------ Records supplied ------
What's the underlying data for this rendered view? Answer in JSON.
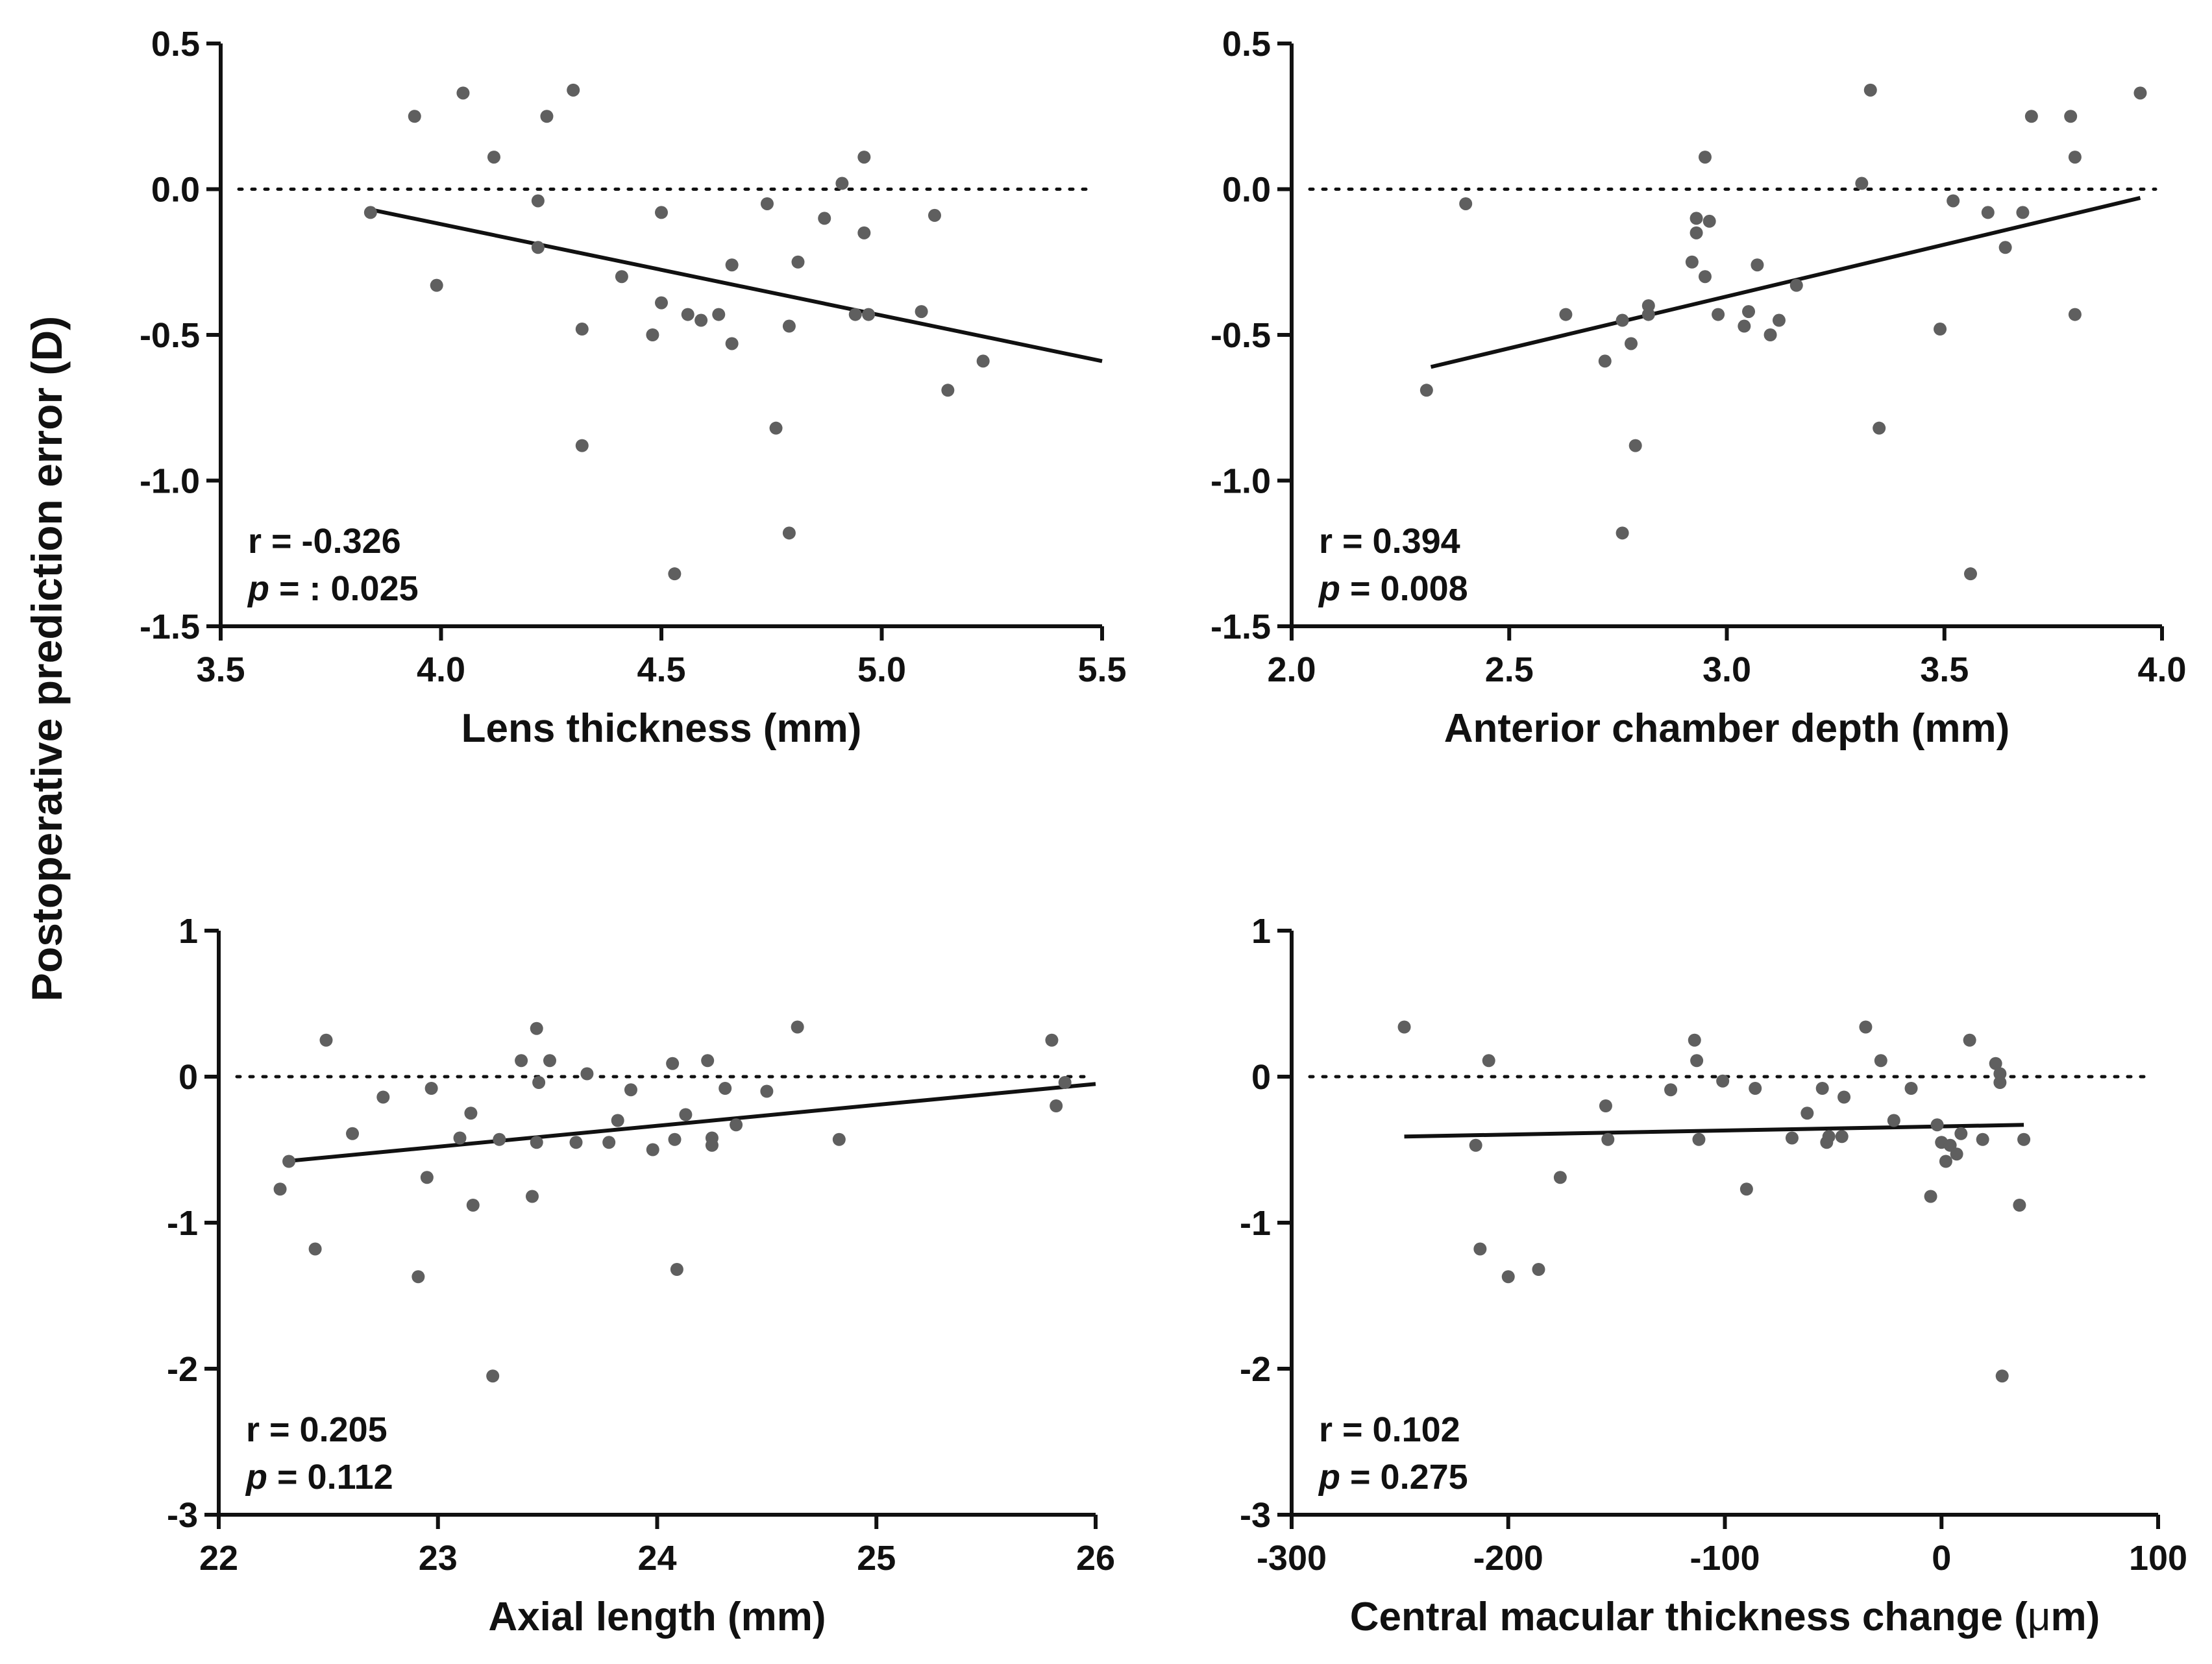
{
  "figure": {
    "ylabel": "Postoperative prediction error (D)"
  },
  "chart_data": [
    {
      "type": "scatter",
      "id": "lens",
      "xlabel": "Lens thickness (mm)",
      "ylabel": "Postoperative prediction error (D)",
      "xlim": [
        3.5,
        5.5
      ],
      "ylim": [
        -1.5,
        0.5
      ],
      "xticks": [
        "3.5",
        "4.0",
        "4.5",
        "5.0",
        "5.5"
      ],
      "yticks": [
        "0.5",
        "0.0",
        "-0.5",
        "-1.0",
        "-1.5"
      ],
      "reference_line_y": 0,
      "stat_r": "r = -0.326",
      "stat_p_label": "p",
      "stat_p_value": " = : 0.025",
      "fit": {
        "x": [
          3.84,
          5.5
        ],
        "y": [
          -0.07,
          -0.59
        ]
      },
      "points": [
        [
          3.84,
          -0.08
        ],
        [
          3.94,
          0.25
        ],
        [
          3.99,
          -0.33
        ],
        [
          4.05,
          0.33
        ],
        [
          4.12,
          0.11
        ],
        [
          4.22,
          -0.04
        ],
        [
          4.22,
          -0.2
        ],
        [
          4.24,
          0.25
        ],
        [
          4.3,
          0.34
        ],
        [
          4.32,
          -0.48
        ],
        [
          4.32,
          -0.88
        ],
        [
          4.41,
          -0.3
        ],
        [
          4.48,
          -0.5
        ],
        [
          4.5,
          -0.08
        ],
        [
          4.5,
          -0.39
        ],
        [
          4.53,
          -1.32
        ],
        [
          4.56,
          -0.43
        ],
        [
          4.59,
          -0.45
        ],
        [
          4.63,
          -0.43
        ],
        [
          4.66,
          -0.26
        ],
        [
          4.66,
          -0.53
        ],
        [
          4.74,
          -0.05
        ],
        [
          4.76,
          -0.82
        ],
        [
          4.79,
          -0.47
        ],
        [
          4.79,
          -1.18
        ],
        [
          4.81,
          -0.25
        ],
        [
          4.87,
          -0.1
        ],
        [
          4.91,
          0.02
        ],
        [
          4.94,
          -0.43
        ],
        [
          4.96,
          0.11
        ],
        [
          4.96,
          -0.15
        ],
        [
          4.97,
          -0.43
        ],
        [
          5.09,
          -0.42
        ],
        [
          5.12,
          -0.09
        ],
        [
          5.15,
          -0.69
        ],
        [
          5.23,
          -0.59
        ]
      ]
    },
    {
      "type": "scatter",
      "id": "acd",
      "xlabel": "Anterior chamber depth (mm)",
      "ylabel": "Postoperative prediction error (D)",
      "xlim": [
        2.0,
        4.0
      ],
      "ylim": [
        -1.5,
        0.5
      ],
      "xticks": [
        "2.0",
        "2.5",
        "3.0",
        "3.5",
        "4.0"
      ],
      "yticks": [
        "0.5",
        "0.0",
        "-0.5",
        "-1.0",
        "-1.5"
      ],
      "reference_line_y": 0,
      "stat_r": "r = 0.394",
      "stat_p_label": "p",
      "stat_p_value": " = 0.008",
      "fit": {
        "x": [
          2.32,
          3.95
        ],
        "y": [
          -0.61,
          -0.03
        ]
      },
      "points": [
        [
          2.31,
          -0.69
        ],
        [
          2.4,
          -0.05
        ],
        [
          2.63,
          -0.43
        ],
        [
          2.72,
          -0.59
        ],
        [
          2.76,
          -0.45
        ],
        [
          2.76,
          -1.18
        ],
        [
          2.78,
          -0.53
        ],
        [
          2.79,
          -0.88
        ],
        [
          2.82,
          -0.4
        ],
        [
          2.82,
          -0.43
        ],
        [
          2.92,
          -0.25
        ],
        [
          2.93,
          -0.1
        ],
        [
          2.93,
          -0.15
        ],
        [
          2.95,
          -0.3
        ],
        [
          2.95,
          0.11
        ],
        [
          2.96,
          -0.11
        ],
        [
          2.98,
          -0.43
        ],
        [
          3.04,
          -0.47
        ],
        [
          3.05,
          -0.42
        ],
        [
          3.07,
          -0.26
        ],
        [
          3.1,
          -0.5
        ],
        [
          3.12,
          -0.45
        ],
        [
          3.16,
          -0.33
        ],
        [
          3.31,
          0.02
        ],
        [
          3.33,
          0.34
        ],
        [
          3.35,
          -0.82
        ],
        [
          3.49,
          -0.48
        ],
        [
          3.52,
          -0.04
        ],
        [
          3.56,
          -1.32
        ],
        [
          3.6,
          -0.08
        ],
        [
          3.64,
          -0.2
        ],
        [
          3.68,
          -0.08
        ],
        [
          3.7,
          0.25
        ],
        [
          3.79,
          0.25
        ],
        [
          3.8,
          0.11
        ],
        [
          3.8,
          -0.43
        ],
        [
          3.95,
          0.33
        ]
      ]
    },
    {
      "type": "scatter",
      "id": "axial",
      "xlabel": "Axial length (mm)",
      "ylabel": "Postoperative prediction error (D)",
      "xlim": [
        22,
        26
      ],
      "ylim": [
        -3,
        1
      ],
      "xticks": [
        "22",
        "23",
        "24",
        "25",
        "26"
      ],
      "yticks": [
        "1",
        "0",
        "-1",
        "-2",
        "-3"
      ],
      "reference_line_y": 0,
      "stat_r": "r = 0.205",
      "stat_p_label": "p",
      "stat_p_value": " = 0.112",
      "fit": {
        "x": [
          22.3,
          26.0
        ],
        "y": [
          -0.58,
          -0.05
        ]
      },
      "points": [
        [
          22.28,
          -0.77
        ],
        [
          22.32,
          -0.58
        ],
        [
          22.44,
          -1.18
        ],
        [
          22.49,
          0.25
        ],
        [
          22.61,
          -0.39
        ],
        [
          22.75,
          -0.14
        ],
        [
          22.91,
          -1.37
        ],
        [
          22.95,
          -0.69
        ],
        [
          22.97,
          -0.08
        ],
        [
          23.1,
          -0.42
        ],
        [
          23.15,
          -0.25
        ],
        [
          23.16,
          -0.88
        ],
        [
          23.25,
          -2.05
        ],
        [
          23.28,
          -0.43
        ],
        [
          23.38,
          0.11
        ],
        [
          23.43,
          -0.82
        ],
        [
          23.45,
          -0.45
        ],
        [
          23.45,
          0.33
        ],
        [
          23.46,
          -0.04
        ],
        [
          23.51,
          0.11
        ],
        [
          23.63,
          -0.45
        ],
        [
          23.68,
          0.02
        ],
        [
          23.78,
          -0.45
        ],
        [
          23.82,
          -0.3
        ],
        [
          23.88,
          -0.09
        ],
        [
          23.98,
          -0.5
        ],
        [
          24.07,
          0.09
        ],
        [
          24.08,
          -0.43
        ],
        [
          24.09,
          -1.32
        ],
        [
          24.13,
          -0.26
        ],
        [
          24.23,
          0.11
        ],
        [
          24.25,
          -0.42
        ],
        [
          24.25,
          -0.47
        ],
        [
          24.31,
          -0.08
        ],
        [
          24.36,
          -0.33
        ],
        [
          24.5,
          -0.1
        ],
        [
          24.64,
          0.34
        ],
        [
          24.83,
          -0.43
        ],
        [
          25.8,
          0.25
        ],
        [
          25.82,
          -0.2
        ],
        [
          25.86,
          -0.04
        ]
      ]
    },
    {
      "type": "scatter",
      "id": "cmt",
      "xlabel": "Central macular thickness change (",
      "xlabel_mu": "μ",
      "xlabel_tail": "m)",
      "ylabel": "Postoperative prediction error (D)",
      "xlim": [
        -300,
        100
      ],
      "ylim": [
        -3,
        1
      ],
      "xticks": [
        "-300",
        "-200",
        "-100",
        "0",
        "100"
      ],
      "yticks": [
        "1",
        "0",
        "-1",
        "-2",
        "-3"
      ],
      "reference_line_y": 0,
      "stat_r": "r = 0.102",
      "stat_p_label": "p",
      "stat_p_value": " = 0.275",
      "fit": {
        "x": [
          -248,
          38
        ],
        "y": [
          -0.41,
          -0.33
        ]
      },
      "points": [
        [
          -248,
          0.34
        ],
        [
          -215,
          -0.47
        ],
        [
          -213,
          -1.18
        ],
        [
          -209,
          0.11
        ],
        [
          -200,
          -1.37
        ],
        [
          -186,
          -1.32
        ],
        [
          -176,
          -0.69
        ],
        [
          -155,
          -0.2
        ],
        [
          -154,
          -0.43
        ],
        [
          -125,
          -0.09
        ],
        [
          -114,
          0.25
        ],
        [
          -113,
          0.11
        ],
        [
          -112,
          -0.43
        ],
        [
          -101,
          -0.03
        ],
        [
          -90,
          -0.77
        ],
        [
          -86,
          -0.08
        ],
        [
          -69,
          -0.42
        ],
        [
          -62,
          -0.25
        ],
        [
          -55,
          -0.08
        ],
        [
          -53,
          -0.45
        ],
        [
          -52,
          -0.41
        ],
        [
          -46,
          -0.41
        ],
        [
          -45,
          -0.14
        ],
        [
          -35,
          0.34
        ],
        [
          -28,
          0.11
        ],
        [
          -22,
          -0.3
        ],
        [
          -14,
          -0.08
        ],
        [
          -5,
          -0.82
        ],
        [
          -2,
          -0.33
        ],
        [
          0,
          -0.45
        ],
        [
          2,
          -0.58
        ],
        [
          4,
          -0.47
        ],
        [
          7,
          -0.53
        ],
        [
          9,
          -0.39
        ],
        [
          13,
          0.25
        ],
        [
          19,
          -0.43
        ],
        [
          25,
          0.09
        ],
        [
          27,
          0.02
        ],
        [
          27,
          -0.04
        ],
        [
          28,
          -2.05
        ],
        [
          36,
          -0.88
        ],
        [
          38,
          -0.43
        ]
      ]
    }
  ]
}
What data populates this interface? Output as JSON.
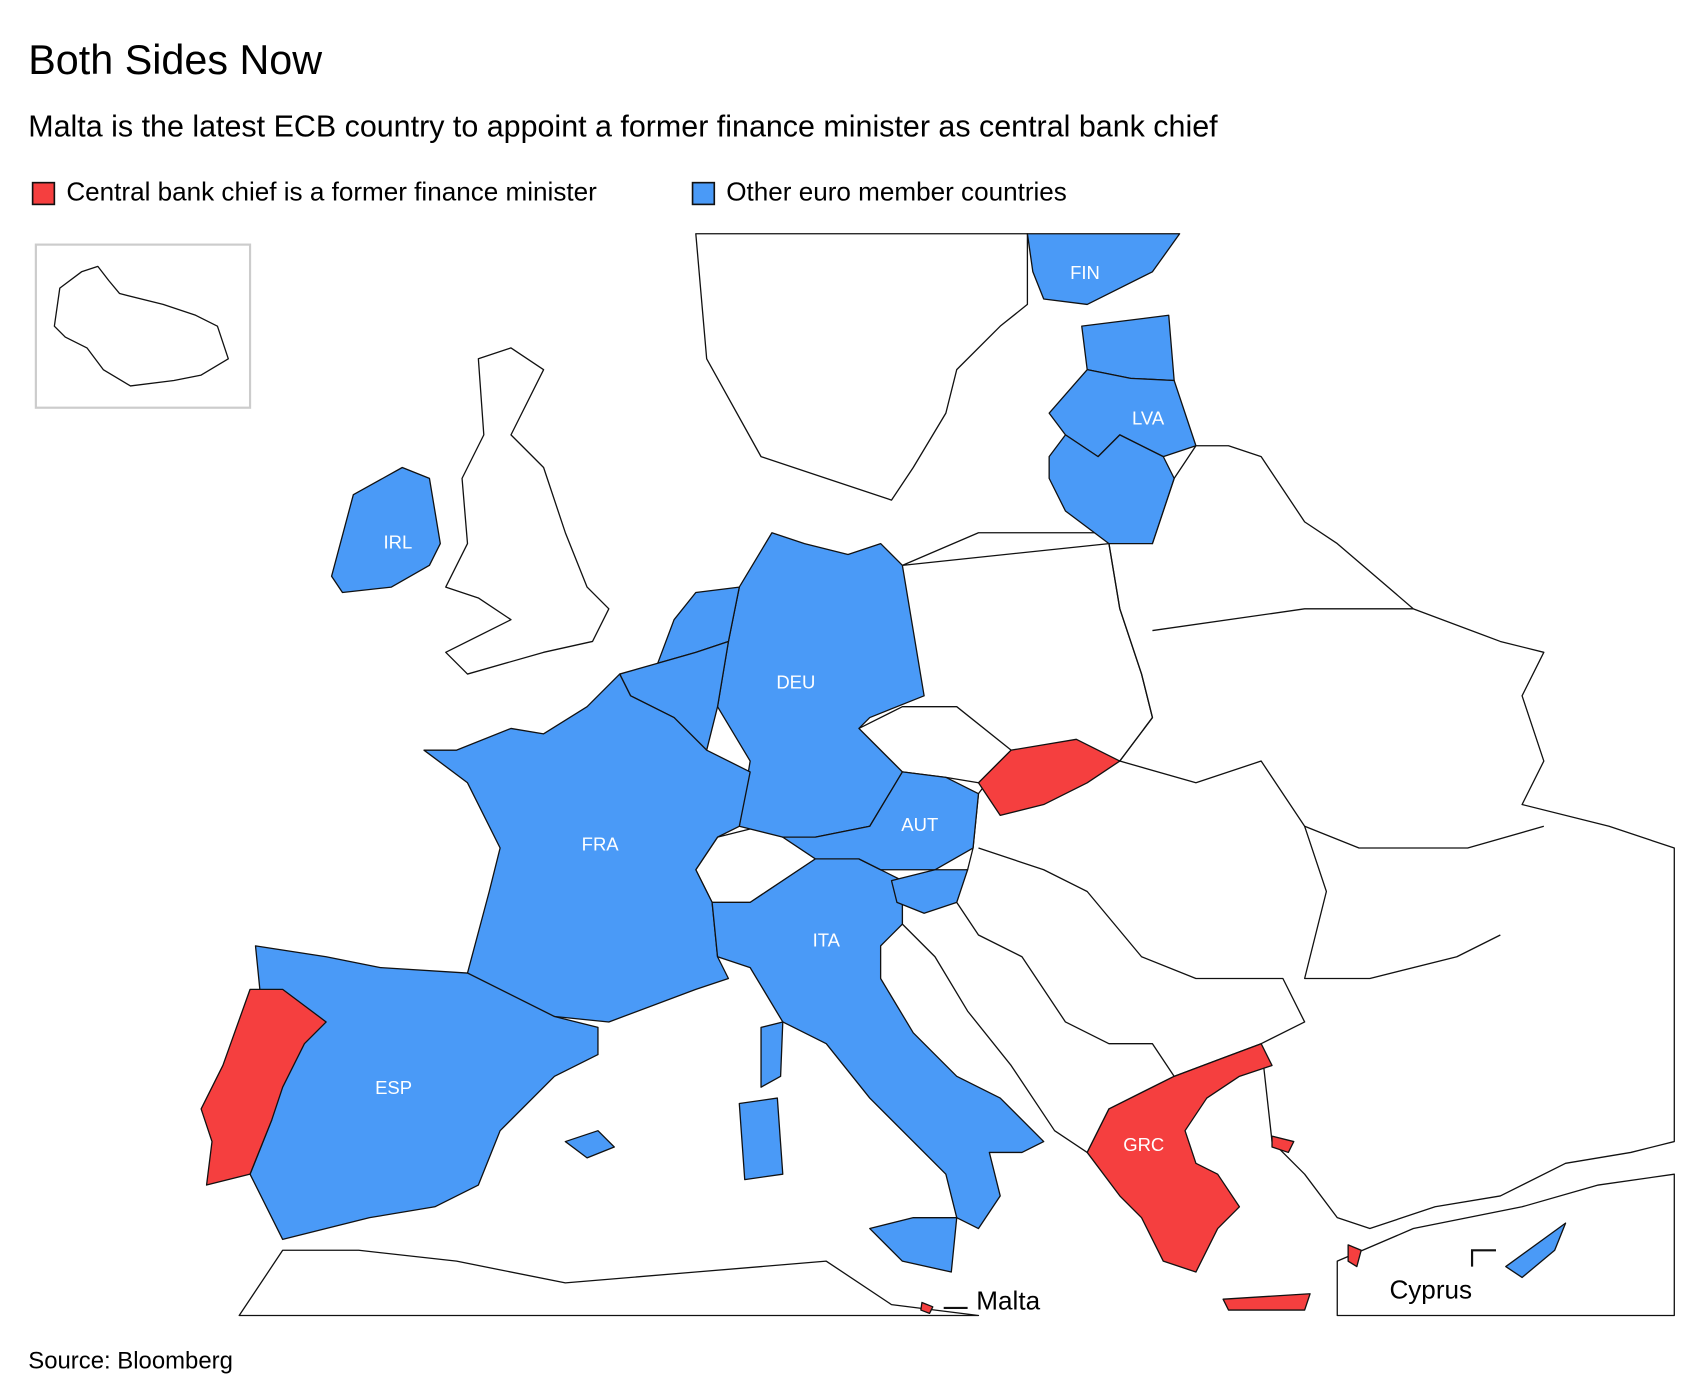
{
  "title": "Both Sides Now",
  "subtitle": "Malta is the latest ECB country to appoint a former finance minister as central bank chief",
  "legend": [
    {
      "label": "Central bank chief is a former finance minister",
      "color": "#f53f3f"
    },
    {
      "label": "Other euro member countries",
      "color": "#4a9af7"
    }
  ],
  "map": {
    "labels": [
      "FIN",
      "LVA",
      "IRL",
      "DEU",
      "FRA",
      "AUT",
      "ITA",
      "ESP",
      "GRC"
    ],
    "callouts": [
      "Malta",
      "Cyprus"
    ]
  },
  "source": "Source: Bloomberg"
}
------
Read through the entries and copy each line in which "thickness" appears.

      "xlabel": "Lens thickness (mm)",
      "xlabel": "Central macular thickness change (",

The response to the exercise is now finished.